--- BEGIN Data for this exercise ---

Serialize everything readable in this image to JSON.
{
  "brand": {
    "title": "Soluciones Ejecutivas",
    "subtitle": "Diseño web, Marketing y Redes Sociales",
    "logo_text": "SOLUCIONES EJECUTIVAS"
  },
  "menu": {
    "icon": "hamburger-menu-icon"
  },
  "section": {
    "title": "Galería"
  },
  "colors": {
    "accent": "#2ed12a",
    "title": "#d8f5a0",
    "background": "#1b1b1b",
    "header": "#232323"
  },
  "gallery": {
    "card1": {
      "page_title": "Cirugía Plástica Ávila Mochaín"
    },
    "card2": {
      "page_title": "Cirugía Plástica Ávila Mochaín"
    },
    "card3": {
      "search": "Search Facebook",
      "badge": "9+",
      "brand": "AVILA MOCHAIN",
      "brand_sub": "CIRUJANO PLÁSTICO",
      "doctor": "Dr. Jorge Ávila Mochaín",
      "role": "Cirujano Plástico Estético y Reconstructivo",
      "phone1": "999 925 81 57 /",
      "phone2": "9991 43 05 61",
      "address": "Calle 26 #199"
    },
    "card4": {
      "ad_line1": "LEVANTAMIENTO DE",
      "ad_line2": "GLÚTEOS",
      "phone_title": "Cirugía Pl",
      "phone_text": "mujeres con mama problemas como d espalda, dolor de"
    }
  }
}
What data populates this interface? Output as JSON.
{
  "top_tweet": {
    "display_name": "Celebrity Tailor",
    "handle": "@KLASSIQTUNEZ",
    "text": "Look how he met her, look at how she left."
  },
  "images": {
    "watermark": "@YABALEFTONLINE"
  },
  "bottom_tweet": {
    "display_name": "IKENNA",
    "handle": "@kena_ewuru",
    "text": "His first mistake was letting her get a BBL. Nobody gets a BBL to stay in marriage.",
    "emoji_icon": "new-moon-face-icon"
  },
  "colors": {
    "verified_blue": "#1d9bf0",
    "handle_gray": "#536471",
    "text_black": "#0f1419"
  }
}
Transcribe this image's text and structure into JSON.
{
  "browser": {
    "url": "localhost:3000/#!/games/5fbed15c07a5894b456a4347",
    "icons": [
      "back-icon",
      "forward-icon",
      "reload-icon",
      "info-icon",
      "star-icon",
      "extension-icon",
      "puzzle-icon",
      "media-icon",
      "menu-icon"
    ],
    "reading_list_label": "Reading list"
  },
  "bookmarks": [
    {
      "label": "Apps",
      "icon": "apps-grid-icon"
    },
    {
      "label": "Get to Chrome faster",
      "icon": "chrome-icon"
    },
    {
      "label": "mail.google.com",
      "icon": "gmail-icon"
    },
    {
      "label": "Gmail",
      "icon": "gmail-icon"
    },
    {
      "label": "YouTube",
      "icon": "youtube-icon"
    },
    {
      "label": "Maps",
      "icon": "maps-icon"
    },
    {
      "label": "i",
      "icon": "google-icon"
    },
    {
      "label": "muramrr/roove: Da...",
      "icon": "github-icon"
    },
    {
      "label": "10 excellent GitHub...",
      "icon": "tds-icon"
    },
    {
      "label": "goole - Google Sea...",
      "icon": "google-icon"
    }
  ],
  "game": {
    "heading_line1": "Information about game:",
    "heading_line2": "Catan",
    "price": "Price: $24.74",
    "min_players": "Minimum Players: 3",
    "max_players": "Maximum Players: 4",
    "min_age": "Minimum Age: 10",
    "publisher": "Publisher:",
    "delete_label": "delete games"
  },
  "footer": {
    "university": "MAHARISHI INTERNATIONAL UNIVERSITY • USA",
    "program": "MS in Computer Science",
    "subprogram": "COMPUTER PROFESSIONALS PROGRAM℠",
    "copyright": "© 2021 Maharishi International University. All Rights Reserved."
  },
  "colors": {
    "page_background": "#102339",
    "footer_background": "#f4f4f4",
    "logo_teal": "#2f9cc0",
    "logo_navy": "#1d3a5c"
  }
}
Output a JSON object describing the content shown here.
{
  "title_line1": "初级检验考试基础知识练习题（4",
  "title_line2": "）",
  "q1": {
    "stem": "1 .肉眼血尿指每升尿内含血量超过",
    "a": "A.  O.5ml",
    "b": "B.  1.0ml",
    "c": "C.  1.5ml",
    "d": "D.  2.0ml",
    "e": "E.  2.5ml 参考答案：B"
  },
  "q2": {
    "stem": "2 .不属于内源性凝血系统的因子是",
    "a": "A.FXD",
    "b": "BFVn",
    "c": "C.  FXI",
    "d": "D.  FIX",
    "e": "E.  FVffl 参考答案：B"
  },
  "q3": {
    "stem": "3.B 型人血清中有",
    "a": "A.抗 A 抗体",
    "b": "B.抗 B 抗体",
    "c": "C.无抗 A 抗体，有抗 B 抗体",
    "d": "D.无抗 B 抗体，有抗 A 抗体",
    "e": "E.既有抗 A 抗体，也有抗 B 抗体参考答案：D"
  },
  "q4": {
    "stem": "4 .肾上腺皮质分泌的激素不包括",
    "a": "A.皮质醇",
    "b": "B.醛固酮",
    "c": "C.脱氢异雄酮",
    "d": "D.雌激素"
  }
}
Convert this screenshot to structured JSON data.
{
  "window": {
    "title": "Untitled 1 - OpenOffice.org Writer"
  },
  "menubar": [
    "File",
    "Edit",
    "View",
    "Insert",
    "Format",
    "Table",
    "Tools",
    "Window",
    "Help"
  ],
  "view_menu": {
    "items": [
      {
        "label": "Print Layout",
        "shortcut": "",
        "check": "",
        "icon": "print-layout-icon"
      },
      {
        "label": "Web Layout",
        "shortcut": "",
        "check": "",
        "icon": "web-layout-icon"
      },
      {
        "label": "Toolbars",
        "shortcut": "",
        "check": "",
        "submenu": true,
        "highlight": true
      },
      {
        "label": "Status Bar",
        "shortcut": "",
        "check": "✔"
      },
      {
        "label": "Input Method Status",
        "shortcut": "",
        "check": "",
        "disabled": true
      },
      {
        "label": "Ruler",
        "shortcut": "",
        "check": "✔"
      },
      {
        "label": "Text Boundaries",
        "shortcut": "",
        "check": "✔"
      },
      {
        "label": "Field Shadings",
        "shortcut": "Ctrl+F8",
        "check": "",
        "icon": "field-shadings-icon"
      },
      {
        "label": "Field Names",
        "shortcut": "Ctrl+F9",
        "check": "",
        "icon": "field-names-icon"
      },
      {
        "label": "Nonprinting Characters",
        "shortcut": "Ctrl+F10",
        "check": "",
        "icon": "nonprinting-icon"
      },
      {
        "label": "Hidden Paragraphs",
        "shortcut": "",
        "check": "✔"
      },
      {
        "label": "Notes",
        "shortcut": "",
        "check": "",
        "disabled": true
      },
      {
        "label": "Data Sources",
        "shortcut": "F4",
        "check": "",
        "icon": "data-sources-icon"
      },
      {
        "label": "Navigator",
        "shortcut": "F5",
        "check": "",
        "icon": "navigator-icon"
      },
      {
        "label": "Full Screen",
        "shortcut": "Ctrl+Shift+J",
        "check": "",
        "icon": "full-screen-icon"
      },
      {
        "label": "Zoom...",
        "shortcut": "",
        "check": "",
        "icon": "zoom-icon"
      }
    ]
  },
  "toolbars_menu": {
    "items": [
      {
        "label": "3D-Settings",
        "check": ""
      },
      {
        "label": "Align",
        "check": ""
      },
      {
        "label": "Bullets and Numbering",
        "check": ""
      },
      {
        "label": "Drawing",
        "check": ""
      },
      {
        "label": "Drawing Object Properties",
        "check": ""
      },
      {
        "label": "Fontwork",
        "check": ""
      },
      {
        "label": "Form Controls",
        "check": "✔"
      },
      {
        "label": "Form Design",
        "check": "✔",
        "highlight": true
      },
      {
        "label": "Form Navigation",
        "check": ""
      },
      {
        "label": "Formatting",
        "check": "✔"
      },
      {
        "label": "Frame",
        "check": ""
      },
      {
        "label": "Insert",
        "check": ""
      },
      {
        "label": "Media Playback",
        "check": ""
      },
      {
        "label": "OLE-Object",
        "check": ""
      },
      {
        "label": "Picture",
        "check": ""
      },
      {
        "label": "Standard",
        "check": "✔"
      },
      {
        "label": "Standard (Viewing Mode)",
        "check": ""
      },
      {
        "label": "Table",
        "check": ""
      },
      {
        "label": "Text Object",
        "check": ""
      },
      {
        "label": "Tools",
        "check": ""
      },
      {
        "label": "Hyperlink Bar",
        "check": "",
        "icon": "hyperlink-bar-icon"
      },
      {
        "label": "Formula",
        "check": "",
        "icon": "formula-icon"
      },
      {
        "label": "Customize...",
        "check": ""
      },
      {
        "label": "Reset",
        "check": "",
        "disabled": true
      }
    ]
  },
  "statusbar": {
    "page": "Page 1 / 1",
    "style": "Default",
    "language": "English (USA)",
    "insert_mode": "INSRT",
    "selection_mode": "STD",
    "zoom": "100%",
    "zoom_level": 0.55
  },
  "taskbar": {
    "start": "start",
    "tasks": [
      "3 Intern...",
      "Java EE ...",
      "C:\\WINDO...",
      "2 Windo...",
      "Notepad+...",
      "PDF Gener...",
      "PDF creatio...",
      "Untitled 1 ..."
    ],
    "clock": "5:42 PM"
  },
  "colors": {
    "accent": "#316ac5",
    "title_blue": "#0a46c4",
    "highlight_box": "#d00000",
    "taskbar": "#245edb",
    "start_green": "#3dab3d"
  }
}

--- END Data for this exercise ---

> Aim of the task
Copy every line from the entries that contains the word "JSON".

> Exercise result
Serialize everything readable in this image to JSON.
What data populates this interface? Output as JSON.
Transcribe this image's text and structure into JSON.
Output a JSON object describing the content shown here.
Convert this screenshot to structured JSON data.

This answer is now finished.